===== Exercise data =====

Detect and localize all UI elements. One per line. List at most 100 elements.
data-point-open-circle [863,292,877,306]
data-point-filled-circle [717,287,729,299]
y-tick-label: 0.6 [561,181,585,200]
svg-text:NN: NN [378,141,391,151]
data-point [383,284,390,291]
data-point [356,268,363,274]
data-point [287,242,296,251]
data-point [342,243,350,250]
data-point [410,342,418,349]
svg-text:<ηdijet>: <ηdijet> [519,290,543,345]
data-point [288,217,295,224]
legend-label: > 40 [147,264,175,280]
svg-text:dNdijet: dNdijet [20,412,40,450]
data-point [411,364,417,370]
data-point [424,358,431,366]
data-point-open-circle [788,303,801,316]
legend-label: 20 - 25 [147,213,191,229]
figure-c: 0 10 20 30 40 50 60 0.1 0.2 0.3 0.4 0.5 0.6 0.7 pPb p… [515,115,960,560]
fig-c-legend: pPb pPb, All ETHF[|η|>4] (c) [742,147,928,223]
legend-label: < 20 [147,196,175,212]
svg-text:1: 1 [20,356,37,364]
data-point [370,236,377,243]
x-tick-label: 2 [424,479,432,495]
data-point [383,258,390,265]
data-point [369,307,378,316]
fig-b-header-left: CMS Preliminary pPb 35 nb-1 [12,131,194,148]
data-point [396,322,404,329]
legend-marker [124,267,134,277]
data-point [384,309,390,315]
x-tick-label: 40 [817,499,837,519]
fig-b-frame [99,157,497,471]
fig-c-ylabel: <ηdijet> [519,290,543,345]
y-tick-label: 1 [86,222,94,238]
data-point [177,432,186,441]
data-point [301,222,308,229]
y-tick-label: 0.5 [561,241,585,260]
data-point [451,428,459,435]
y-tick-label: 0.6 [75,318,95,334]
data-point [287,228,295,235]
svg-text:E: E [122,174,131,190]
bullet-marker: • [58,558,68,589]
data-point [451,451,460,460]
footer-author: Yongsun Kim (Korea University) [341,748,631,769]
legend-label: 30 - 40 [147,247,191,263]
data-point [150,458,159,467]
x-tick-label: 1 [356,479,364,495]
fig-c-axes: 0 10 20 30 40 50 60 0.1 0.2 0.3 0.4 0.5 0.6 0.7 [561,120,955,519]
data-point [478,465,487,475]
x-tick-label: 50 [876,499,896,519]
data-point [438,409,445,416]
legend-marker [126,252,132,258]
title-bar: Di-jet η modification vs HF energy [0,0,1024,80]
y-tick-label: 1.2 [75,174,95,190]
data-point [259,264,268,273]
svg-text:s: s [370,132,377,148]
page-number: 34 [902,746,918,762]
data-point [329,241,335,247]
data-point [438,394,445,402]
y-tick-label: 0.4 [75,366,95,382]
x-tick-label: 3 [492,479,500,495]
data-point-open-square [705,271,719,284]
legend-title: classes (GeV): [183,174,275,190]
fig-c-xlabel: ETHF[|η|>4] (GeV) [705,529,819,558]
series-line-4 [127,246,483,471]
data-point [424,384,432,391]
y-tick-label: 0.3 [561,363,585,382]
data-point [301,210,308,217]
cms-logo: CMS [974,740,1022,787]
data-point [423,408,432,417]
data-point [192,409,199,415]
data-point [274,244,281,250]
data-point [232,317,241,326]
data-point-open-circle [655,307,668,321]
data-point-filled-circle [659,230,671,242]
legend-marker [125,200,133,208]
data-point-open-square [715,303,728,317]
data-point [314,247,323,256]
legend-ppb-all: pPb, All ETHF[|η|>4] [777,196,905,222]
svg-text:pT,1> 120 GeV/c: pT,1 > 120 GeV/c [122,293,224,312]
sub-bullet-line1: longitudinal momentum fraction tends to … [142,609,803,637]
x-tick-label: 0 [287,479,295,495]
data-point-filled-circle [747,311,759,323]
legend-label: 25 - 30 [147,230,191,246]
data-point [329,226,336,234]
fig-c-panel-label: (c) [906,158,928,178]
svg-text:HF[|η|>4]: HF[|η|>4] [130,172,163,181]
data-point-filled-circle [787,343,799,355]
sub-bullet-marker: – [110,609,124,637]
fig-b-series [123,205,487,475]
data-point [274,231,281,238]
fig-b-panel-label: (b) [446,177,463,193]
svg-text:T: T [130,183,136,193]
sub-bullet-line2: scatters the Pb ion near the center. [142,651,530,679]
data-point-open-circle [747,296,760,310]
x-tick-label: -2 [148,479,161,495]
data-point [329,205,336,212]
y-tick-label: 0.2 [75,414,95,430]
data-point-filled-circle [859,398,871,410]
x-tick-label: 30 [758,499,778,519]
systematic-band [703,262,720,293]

=====

**Stated problem:** Rewrite the records above with each occurrence of "legend-label" replaced by "legend-entry", leaving every other line and character unchanged.

**Reply to the task:**
Detect and localize all UI elements. One per line. List at most 100 elements.
data-point-open-circle [863,292,877,306]
data-point-filled-circle [717,287,729,299]
y-tick-label: 0.6 [561,181,585,200]
svg-text:NN: NN [378,141,391,151]
data-point [383,284,390,291]
data-point [356,268,363,274]
data-point [287,242,296,251]
data-point [342,243,350,250]
data-point [410,342,418,349]
svg-text:<ηdijet>: <ηdijet> [519,290,543,345]
data-point [288,217,295,224]
legend-entry: > 40 [147,264,175,280]
svg-text:dNdijet: dNdijet [20,412,40,450]
data-point [411,364,417,370]
data-point [424,358,431,366]
data-point-open-circle [788,303,801,316]
legend-entry: 20 - 25 [147,213,191,229]
figure-c: 0 10 20 30 40 50 60 0.1 0.2 0.3 0.4 0.5 0.6 0.7 pPb p… [515,115,960,560]
fig-c-legend: pPb pPb, All ETHF[|η|>4] (c) [742,147,928,223]
legend-entry: < 20 [147,196,175,212]
svg-text:1: 1 [20,356,37,364]
data-point [370,236,377,243]
x-tick-label: 2 [424,479,432,495]
data-point [383,258,390,265]
data-point [369,307,378,316]
fig-b-header-left: CMS Preliminary pPb 35 nb-1 [12,131,194,148]
data-point [396,322,404,329]
legend-marker [124,267,134,277]
data-point [384,309,390,315]
x-tick-label: 40 [817,499,837,519]
fig-b-frame [99,157,497,471]
fig-c-ylabel: <ηdijet> [519,290,543,345]
y-tick-label: 1 [86,222,94,238]
data-point [177,432,186,441]
data-point [301,222,308,229]
y-tick-label: 0.5 [561,241,585,260]
data-point [451,428,459,435]
y-tick-label: 0.6 [75,318,95,334]
data-point [287,228,295,235]
svg-text:E: E [122,174,131,190]
bullet-marker: • [58,558,68,589]
data-point [451,451,460,460]
footer-author: Yongsun Kim (Korea University) [341,748,631,769]
legend-entry: 30 - 40 [147,247,191,263]
data-point [150,458,159,467]
x-tick-label: 1 [356,479,364,495]
fig-c-axes: 0 10 20 30 40 50 60 0.1 0.2 0.3 0.4 0.5 0.6 0.7 [561,120,955,519]
data-point [478,465,487,475]
x-tick-label: 50 [876,499,896,519]
data-point [438,409,445,416]
legend-marker [126,252,132,258]
title-bar: Di-jet η modification vs HF energy [0,0,1024,80]
y-tick-label: 1.2 [75,174,95,190]
data-point [259,264,268,273]
svg-text:s: s [370,132,377,148]
page-number: 34 [902,746,918,762]
data-point [329,241,335,247]
data-point [438,394,445,402]
y-tick-label: 0.4 [75,366,95,382]
x-tick-label: 3 [492,479,500,495]
data-point-open-square [705,271,719,284]
legend-title: classes (GeV): [183,174,275,190]
fig-c-xlabel: ETHF[|η|>4] (GeV) [705,529,819,558]
series-line-4 [127,246,483,471]
data-point [424,384,432,391]
y-tick-label: 0.3 [561,363,585,382]
data-point [301,210,308,217]
cms-logo: CMS [974,740,1022,787]
data-point [423,408,432,417]
data-point [192,409,199,415]
data-point [274,244,281,250]
data-point [232,317,241,326]
data-point-open-circle [655,307,668,321]
data-point-filled-circle [659,230,671,242]
legend-marker [125,200,133,208]
data-point-open-square [715,303,728,317]
data-point [314,247,323,256]
legend-ppb-all: pPb, All ETHF[|η|>4] [777,196,905,222]
svg-text:pT,1> 120 GeV/c: pT,1 > 120 GeV/c [122,293,224,312]
sub-bullet-line1: longitudinal momentum fraction tends to … [142,609,803,637]
x-tick-label: 0 [287,479,295,495]
data-point-filled-circle [747,311,759,323]
legend-entry: 25 - 30 [147,230,191,246]
data-point [329,226,336,234]
fig-c-panel-label: (c) [906,158,928,178]
svg-text:HF[|η|>4]: HF[|η|>4] [130,172,163,181]
data-point-filled-circle [787,343,799,355]
sub-bullet-marker: – [110,609,124,637]
fig-b-series [123,205,487,475]
data-point [274,231,281,238]
fig-b-panel-label: (b) [446,177,463,193]
svg-text:T: T [130,183,136,193]
sub-bullet-line2: scatters the Pb ion near the center. [142,651,530,679]
data-point-open-circle [747,296,760,310]
x-tick-label: -2 [148,479,161,495]
data-point [329,205,336,212]
y-tick-label: 0.2 [75,414,95,430]
data-point-filled-circle [859,398,871,410]
x-tick-label: 30 [758,499,778,519]
systematic-band [703,262,720,293]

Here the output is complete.